Chart and figure data –

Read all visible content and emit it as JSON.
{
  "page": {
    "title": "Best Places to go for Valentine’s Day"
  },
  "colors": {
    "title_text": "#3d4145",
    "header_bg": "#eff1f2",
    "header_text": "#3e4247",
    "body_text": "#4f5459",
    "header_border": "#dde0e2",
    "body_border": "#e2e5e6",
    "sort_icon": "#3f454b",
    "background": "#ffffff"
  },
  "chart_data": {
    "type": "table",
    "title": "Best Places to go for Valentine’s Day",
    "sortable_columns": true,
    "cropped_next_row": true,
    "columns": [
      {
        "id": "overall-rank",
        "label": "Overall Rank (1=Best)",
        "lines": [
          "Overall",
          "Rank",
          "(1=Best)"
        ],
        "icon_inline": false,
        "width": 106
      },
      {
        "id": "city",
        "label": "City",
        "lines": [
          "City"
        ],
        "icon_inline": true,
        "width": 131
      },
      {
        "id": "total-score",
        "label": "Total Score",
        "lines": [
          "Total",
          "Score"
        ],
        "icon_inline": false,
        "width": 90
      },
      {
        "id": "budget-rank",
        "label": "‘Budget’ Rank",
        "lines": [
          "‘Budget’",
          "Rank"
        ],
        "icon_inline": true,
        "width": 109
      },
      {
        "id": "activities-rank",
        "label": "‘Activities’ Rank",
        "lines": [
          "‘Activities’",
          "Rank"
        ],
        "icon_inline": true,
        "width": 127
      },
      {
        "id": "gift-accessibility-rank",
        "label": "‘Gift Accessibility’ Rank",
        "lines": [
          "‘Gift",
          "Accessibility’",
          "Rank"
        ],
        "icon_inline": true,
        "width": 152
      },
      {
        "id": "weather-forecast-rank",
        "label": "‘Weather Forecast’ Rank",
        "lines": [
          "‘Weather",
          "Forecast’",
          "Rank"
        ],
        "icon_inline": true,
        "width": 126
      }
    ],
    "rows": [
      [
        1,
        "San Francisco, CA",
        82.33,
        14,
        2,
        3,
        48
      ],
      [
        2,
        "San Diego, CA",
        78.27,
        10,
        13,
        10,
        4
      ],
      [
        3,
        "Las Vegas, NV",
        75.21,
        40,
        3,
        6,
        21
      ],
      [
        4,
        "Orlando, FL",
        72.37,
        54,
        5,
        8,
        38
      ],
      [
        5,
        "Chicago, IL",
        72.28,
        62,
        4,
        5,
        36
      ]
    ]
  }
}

Problem requirements –
Retype the whole listing above exactly.

Task response –
Read all visible content and emit it as JSON.
{
  "page": {
    "title": "Best Places to go for Valentine’s Day"
  },
  "colors": {
    "title_text": "#3d4145",
    "header_bg": "#eff1f2",
    "header_text": "#3e4247",
    "body_text": "#4f5459",
    "header_border": "#dde0e2",
    "body_border": "#e2e5e6",
    "sort_icon": "#3f454b",
    "background": "#ffffff"
  },
  "chart_data": {
    "type": "table",
    "title": "Best Places to go for Valentine’s Day",
    "sortable_columns": true,
    "cropped_next_row": true,
    "columns": [
      {
        "id": "overall-rank",
        "label": "Overall Rank (1=Best)",
        "lines": [
          "Overall",
          "Rank",
          "(1=Best)"
        ],
        "icon_inline": false,
        "width": 106
      },
      {
        "id": "city",
        "label": "City",
        "lines": [
          "City"
        ],
        "icon_inline": true,
        "width": 131
      },
      {
        "id": "total-score",
        "label": "Total Score",
        "lines": [
          "Total",
          "Score"
        ],
        "icon_inline": false,
        "width": 90
      },
      {
        "id": "budget-rank",
        "label": "‘Budget’ Rank",
        "lines": [
          "‘Budget’",
          "Rank"
        ],
        "icon_inline": true,
        "width": 109
      },
      {
        "id": "activities-rank",
        "label": "‘Activities’ Rank",
        "lines": [
          "‘Activities’",
          "Rank"
        ],
        "icon_inline": true,
        "width": 127
      },
      {
        "id": "gift-accessibility-rank",
        "label": "‘Gift Accessibility’ Rank",
        "lines": [
          "‘Gift",
          "Accessibility’",
          "Rank"
        ],
        "icon_inline": true,
        "width": 152
      },
      {
        "id": "weather-forecast-rank",
        "label": "‘Weather Forecast’ Rank",
        "lines": [
          "‘Weather",
          "Forecast’",
          "Rank"
        ],
        "icon_inline": true,
        "width": 126
      }
    ],
    "rows": [
      [
        1,
        "San Francisco, CA",
        82.33,
        14,
        2,
        3,
        48
      ],
      [
        2,
        "San Diego, CA",
        78.27,
        10,
        13,
        10,
        4
      ],
      [
        3,
        "Las Vegas, NV",
        75.21,
        40,
        3,
        6,
        21
      ],
      [
        4,
        "Orlando, FL",
        72.37,
        54,
        5,
        8,
        38
      ],
      [
        5,
        "Chicago, IL",
        72.28,
        62,
        4,
        5,
        36
      ]
    ]
  }
}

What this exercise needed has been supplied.